WHAT YOU SHOULD DO
Each line containing the word "Advanced" needs to be copied.

RECORDS FOR THIS TASK
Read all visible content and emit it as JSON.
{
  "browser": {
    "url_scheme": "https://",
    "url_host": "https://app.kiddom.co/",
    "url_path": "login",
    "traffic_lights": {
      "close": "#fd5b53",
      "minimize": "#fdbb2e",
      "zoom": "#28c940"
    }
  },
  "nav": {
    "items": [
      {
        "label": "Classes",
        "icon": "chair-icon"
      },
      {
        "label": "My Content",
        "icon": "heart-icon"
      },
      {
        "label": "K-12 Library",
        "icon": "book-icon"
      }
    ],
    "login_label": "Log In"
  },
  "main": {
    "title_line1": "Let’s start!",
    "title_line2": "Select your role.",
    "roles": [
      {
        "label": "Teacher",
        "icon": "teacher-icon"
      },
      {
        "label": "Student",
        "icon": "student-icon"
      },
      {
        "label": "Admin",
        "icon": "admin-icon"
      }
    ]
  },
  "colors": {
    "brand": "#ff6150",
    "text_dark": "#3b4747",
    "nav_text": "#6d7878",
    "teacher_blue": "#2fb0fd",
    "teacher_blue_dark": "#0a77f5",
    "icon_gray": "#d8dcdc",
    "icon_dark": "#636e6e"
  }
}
--
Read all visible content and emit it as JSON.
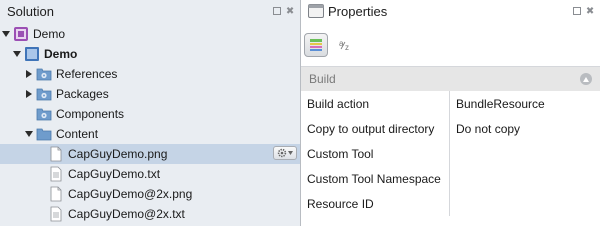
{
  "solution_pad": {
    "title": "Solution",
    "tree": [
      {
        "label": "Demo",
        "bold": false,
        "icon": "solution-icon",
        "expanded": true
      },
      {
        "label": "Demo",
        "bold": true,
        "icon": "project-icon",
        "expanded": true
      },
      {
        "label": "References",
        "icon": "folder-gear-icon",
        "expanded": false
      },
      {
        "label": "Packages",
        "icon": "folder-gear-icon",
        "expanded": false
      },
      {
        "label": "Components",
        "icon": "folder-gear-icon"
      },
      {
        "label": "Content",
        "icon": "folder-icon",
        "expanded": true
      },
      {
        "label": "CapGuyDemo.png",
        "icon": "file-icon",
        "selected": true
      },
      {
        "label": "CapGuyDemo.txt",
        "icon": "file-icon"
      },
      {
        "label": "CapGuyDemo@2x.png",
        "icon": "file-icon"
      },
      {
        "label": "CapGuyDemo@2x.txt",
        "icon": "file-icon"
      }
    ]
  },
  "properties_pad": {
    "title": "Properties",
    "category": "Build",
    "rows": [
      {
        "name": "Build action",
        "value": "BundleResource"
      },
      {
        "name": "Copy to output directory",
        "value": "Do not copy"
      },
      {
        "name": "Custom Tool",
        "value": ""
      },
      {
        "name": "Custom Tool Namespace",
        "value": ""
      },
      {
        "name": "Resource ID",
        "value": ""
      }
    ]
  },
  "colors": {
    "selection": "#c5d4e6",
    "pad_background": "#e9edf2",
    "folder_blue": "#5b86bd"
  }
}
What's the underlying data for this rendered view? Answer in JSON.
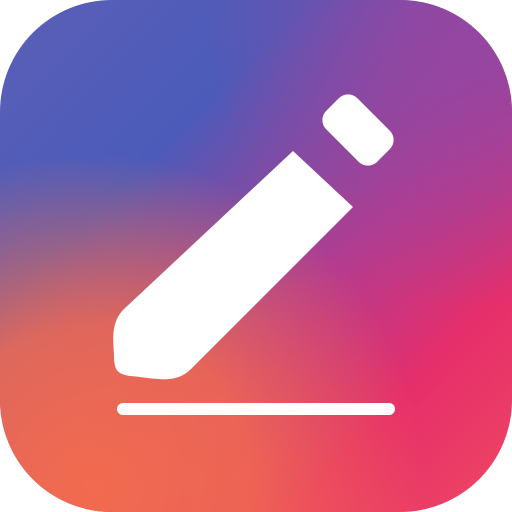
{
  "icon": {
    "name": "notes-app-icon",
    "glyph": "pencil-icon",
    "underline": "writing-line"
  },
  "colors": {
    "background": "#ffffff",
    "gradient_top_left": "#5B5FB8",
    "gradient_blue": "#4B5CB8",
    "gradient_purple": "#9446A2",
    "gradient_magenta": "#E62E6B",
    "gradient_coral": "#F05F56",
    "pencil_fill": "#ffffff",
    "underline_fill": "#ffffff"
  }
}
--
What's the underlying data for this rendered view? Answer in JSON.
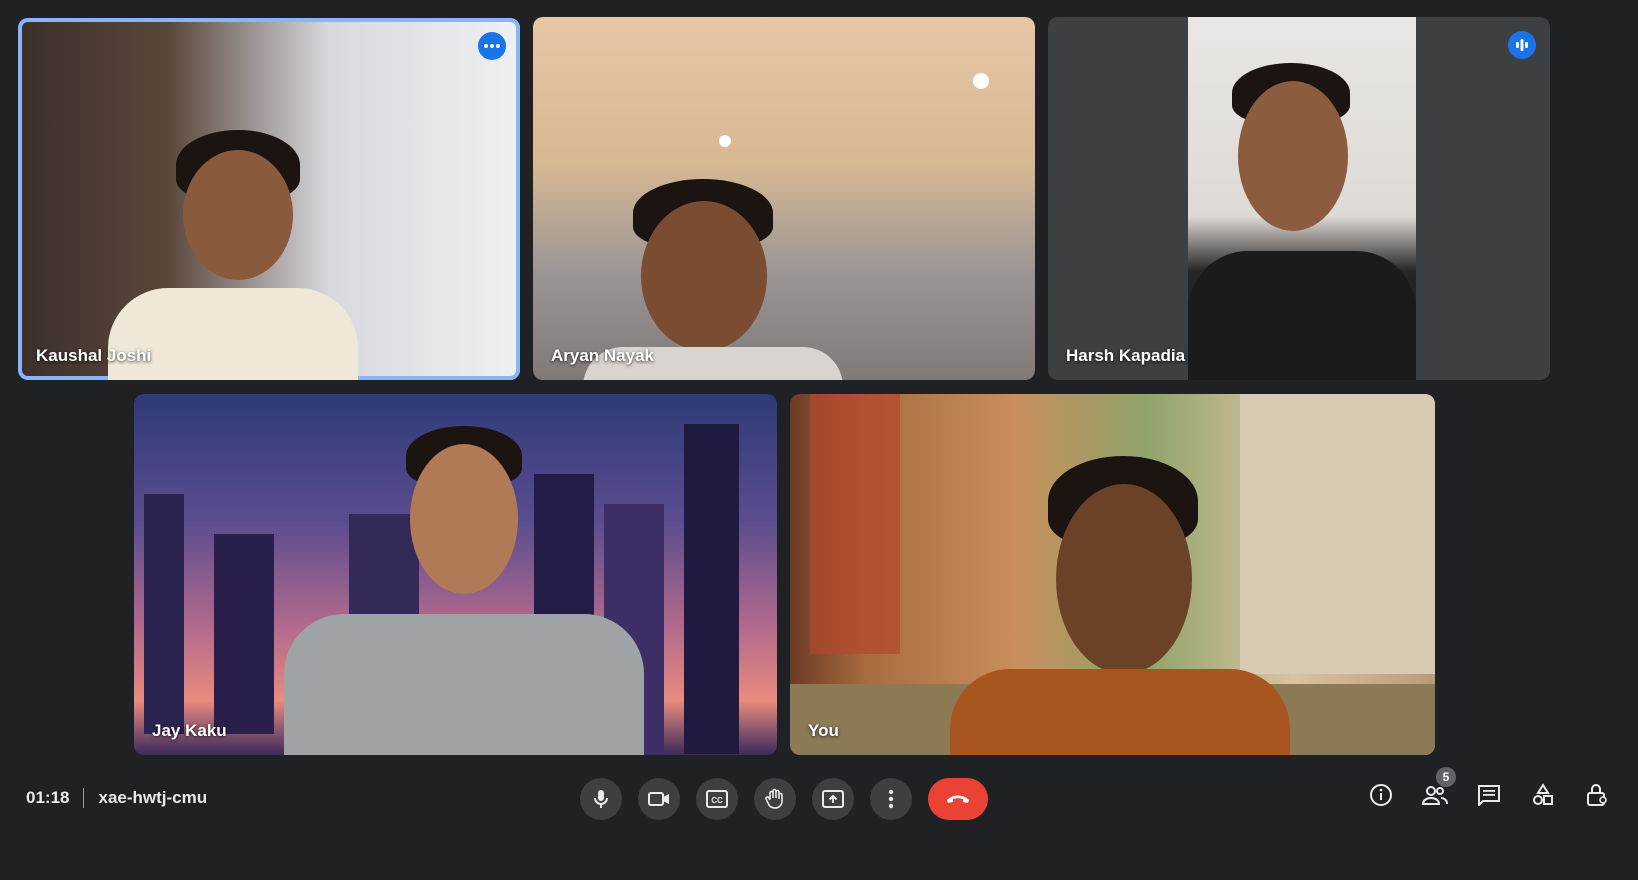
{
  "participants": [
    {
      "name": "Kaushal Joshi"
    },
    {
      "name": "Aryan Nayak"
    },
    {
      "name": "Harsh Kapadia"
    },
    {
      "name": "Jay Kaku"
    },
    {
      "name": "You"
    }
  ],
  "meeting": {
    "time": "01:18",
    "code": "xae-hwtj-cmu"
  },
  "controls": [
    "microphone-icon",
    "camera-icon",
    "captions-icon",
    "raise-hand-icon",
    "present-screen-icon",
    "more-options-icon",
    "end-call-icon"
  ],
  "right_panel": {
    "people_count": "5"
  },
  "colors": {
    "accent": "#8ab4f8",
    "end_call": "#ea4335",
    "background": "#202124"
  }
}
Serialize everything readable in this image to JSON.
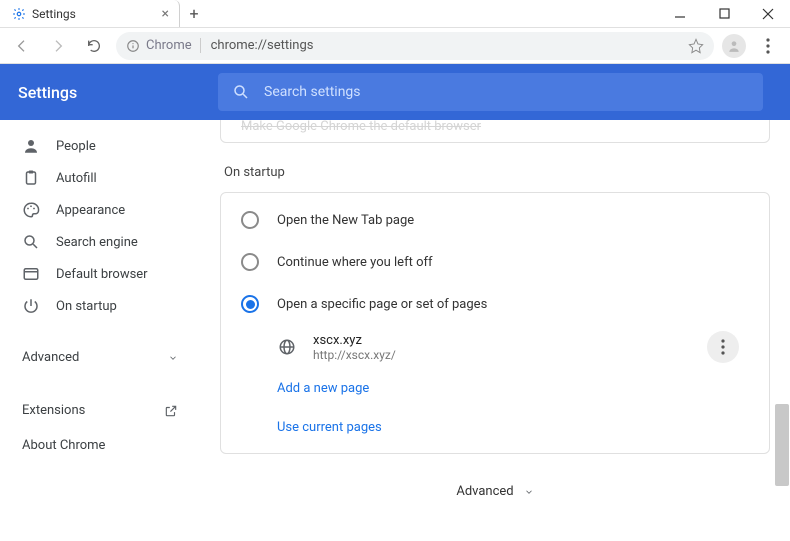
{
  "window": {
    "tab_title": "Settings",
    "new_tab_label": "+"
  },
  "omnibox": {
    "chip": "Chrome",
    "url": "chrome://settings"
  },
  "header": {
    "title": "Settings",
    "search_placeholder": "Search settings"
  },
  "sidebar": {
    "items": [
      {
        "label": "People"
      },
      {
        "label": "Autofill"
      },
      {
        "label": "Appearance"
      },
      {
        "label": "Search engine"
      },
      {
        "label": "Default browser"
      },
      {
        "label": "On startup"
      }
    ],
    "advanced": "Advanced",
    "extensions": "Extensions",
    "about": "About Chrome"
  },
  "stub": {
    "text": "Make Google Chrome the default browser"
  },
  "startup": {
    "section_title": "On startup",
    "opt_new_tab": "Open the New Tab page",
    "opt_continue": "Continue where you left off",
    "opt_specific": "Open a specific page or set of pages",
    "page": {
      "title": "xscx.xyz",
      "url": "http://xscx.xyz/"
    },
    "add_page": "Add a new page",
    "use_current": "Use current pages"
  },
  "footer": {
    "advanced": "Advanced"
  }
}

COMPLETE RESPONSE
    "advanced": "Advanced",
    "advanced": "Advanced"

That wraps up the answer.